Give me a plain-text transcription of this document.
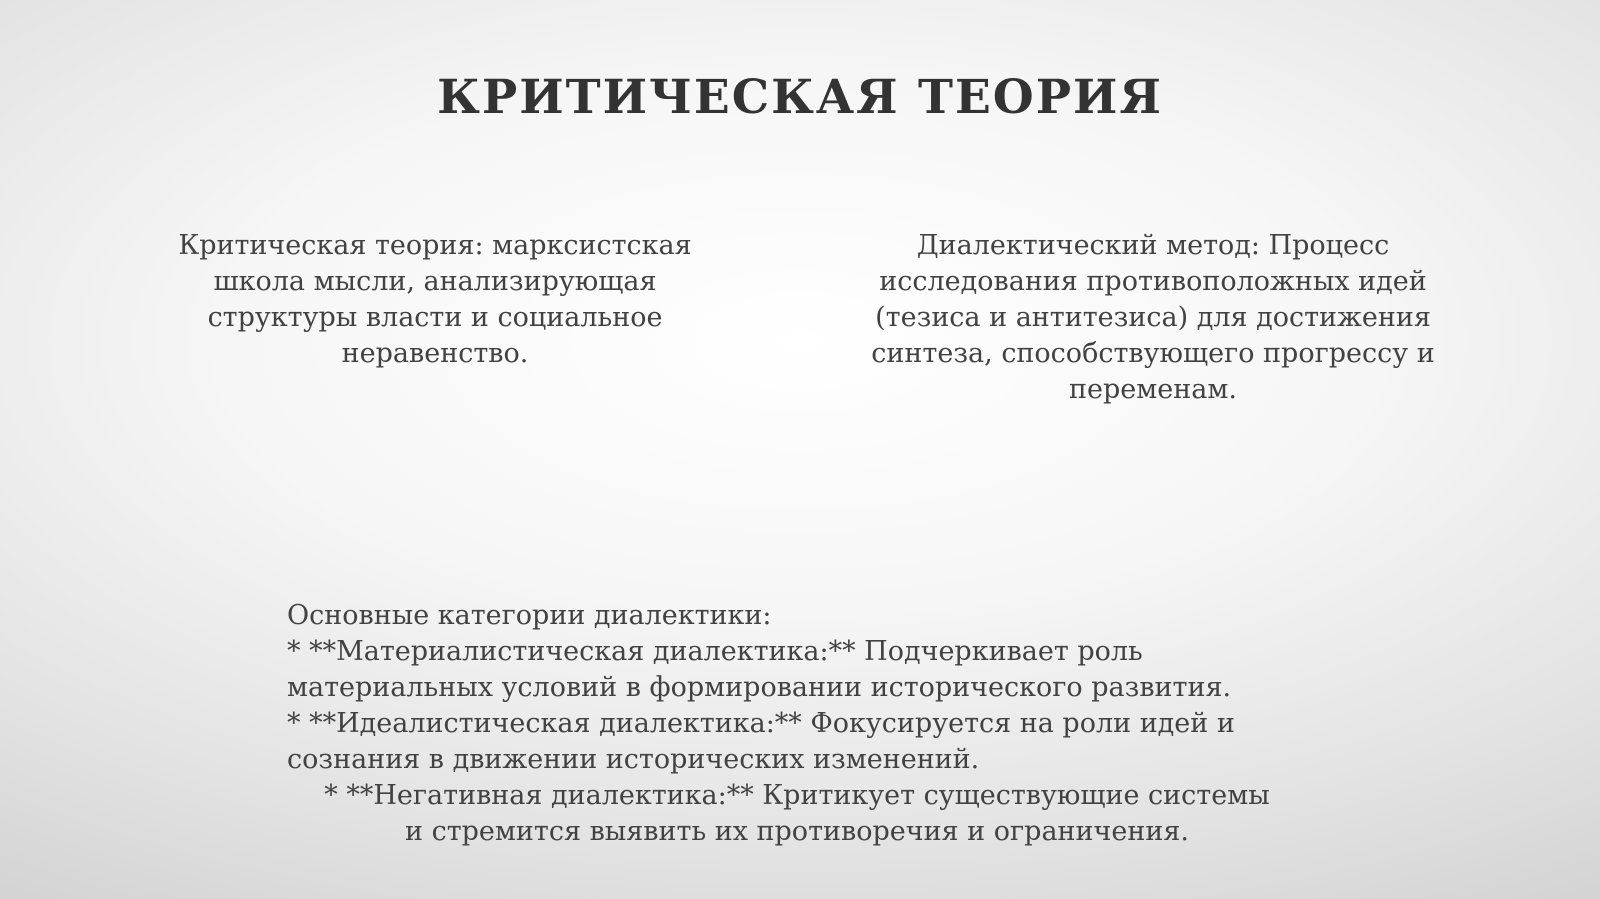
КРИТИЧЕСКАЯ ТЕОРИЯ

Критическая теория: марксистская школа мысли, анализирующая структуры власти и социальное неравенство.

Диалектический метод: Процесс исследования противоположных идей (тезиса и антитезиса) для достижения синтеза, способствующего прогрессу и переменам.

Основные категории диалектики:
* **Материалистическая диалектика:** Подчеркивает роль
материальных условий в формировании исторического развития.
* **Идеалистическая диалектика:** Фокусируется на роли идей и
сознания в движении исторических изменений.
* **Негативная диалектика:** Критикует существующие системы
и стремится выявить их противоречия и ограничения.
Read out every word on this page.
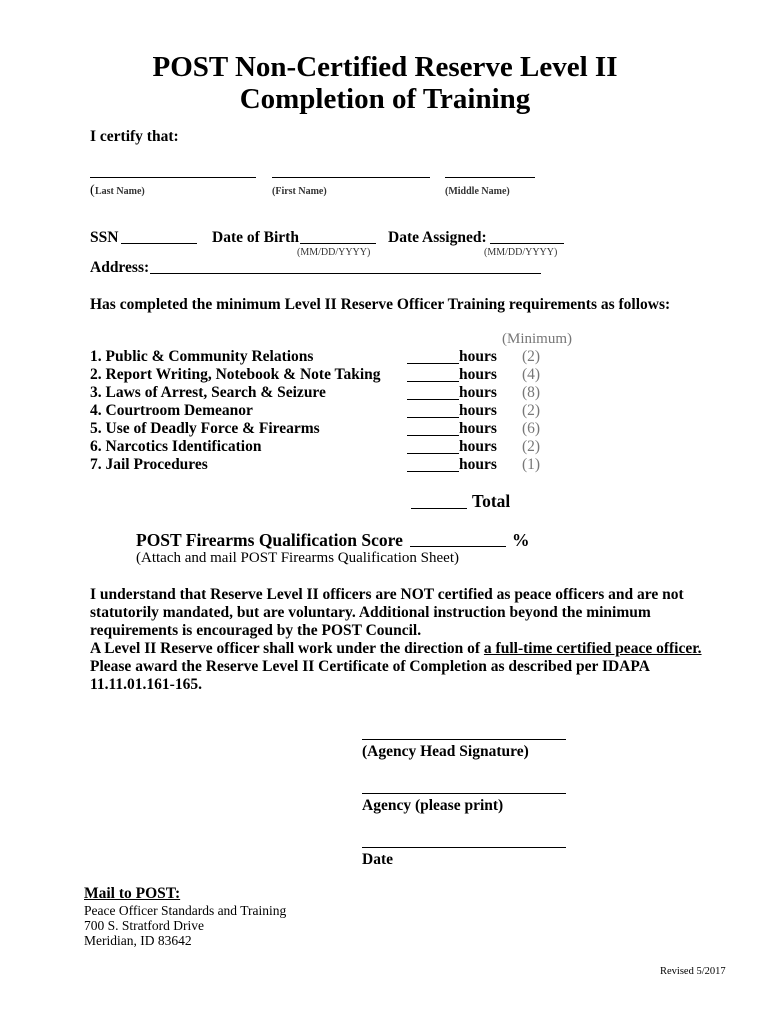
POST Non-Certified Reserve Level II
Completion of Training
I certify that:
( Last Name)	(First Name)	(Middle Name)
SSN	Date of Birth	Date Assigned:
(MM/DD/YYYY)	(MM/DD/YYYY)
Address:
Has completed the minimum Level II Reserve Officer Training requirements as follows:
(Minimum)
1. Public & Community Relations	hours (2)
2. Report Writing, Notebook & Note Taking	hours (4)
3. Laws of Arrest, Search & Seizure	hours (8)
4. Courtroom Demeanor	hours (2)
5. Use of Deadly Force & Firearms	hours (6)
6. Narcotics Identification	hours (2)
7. Jail Procedures	hours (1)
Total
POST Firearms Qualification Score	%
(Attach and mail POST Firearms Qualification Sheet)

I understand that Reserve Level II officers are NOT certified as peace officers and are not

statutorily mandated, but are voluntary. Additional instruction beyond the minimum

requirements is encouraged by the POST Council.

A Level II Reserve officer shall work under the direction of a full-time certified peace officer.

Please award the Reserve Level II Certificate of Completion as described per IDAPA

11.11.01.161-165.

(Agency Head Signature)
Agency (please print)
Date
Mail to POST:
Peace Officer Standards and Training
700 S. Stratford Drive
Meridian, ID 83642
Revised 5/2017
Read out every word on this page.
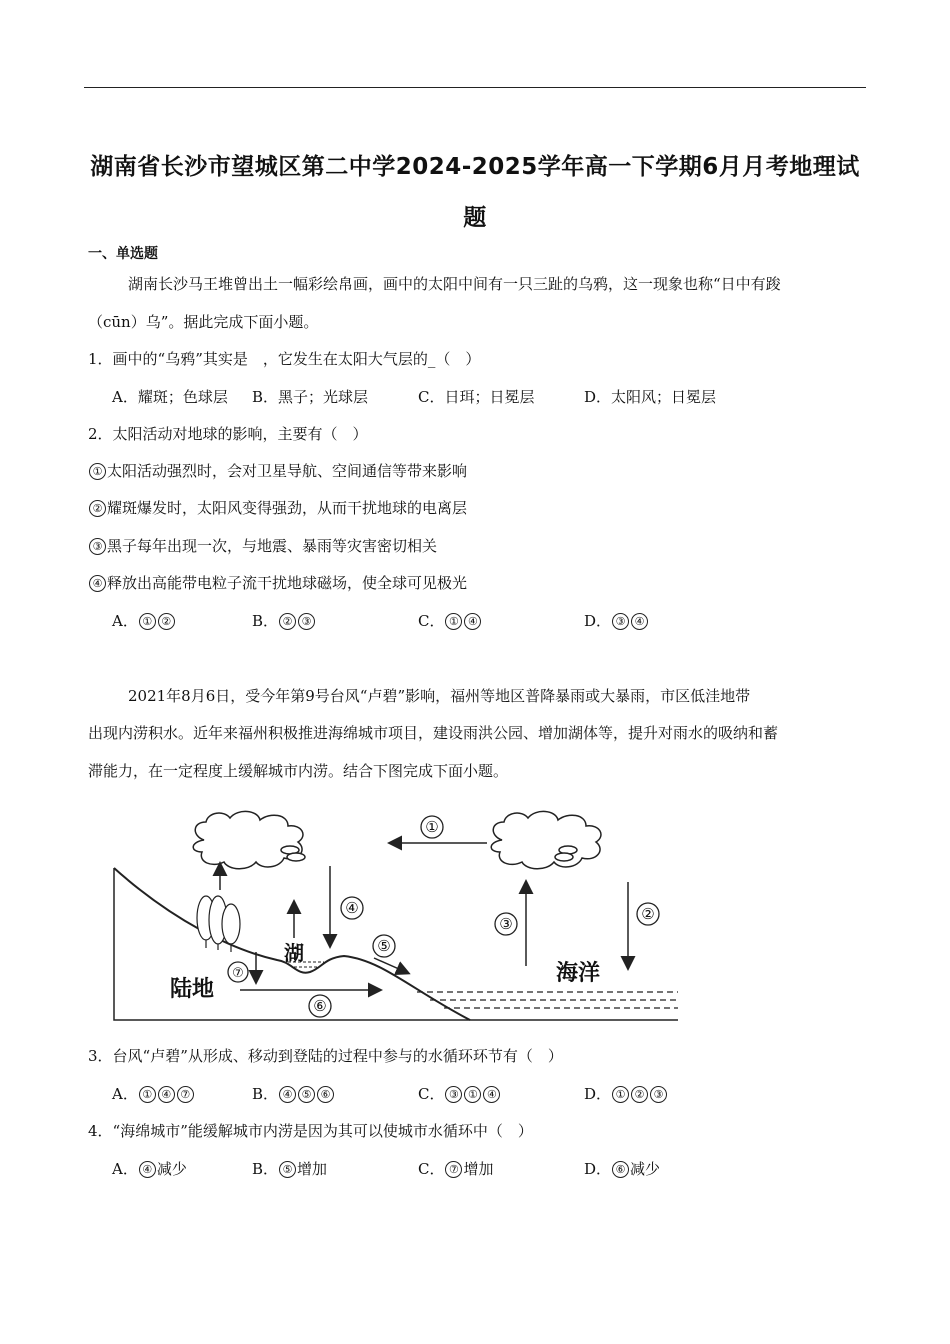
湖南省长沙市望城区第二中学2024-2025学年高一下学期6月月考地理试
题
一、单选题
湖南长沙马王堆曾出土一幅彩绘帛画，画中的太阳中间有一只三趾的乌鸦，这一现象也称“日中有踆
（cūn）乌”。据此完成下面小题。
1．画中的“乌鸦”其实是　，它发生在太阳大气层的_（　）
A．耀斑；色球层 B．黑子；光球层	C．日珥；日冕层	D．太阳风；日冕层
2．太阳活动对地球的影响，主要有（　）
① 太阳活动强烈时，会对卫星导航、空间通信等带来影响
② 耀斑爆发时，太阳风变得强劲，从而干扰地球的电离层
③ 黑子每年出现一次，与地震、暴雨等灾害密切相关
④ 释放出高能带电粒子流干扰地球磁场，使全球可见极光
A． ① ②	B． ② ③	C． ① ④	D． ③ ④
2021年8月6日，受今年第9号台风“卢碧”影响，福州等地区普降暴雨或大暴雨，市区低洼地带
出现内涝积水。近年来福州积极推进海绵城市项目，建设雨洪公园、增加湖体等，提升对雨水的吸纳和蓄
滞能力，在一定程度上缓解城市内涝。结合下图完成下面小题。
①
②
③
④
⑤
⑥
⑦
陆地
湖
海洋
3．台风“卢碧”从形成、移动到登陆的过程中参与的水循环环节有（　）
A． ① ④ ⑦	B． ④ ⑤ ⑥	C． ③ ① ④	D． ① ② ③
4．“海绵城市”能缓解城市内涝是因为其可以使城市水循环中（　）
A． ④ 减少	B． ⑤ 增加	C． ⑦ 增加	D． ⑥ 减少
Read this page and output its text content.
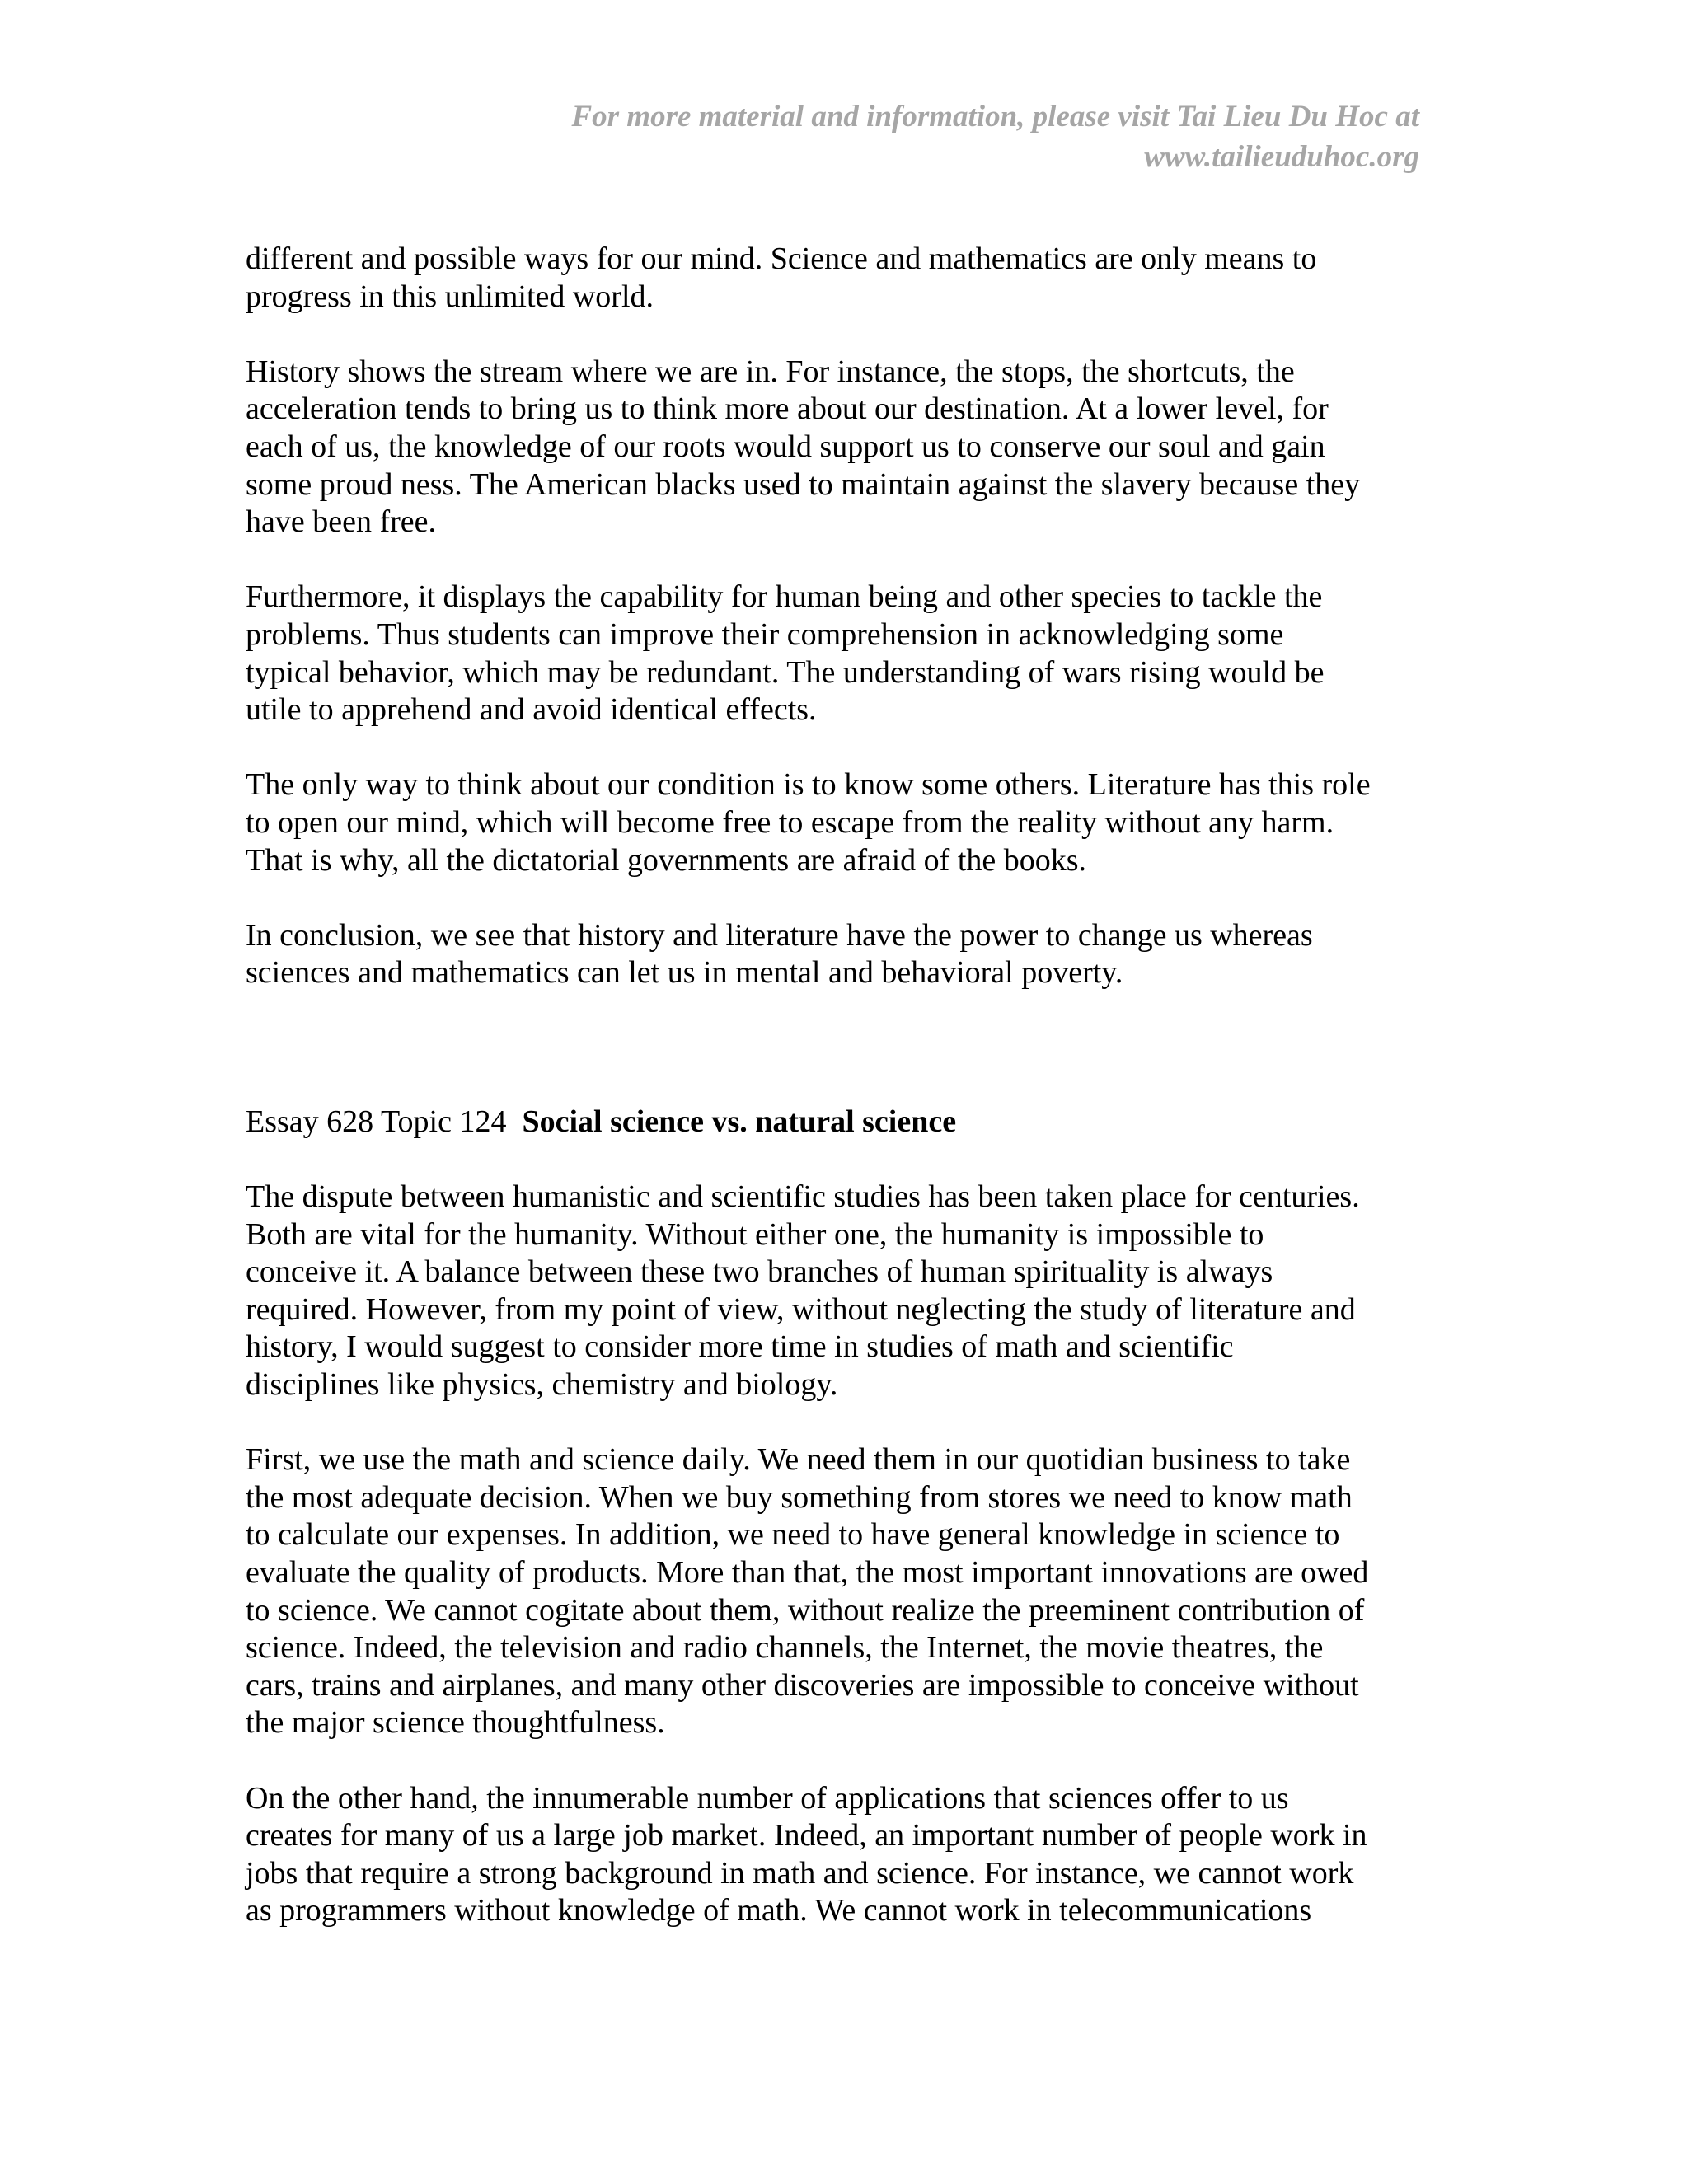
For more material and information, please visit Tai Lieu Du Hoc at
www.tailieuduhoc.org
different and possible ways for our mind. Science and mathematics are only means to
progress in this unlimited world.
History shows the stream where we are in. For instance, the stops, the shortcuts, the
acceleration tends to bring us to think more about our destination. At a lower level, for
each of us, the knowledge of our roots would support us to conserve our soul and gain
some proud ness. The American blacks used to maintain against the slavery because they
have been free.
Furthermore, it displays the capability for human being and other species to tackle the
problems. Thus students can improve their comprehension in acknowledging some
typical behavior, which may be redundant. The understanding of wars rising would be
utile to apprehend and avoid identical effects.
The only way to think about our condition is to know some others. Literature has this role
to open our mind, which will become free to escape from the reality without any harm.
That is why, all the dictatorial governments are afraid of the books.
In conclusion, we see that history and literature have the power to change us whereas
sciences and mathematics can let us in mental and behavioral poverty.
Essay 628 Topic 124 Social science vs. natural science
The dispute between humanistic and scientific studies has been taken place for centuries.
Both are vital for the humanity. Without either one, the humanity is impossible to
conceive it. A balance between these two branches of human spirituality is always
required. However, from my point of view, without neglecting the study of literature and
history, I would suggest to consider more time in studies of math and scientific
disciplines like physics, chemistry and biology.
First, we use the math and science daily. We need them in our quotidian business to take
the most adequate decision. When we buy something from stores we need to know math
to calculate our expenses. In addition, we need to have general knowledge in science to
evaluate the quality of products. More than that, the most important innovations are owed
to science. We cannot cogitate about them, without realize the preeminent contribution of
science. Indeed, the television and radio channels, the Internet, the movie theatres, the
cars, trains and airplanes, and many other discoveries are impossible to conceive without
the major science thoughtfulness.
On the other hand, the innumerable number of applications that sciences offer to us
creates for many of us a large job market. Indeed, an important number of people work in
jobs that require a strong background in math and science. For instance, we cannot work
as programmers without knowledge of math. We cannot work in telecommunications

#####

• **Task to carry out**: Return each line in the records that holds the string "many".

• **Task response**:
cars, trains and airplanes, and many other discoveries are impossible to conceive without
creates for many of us a large job market. Indeed, an important number of people work in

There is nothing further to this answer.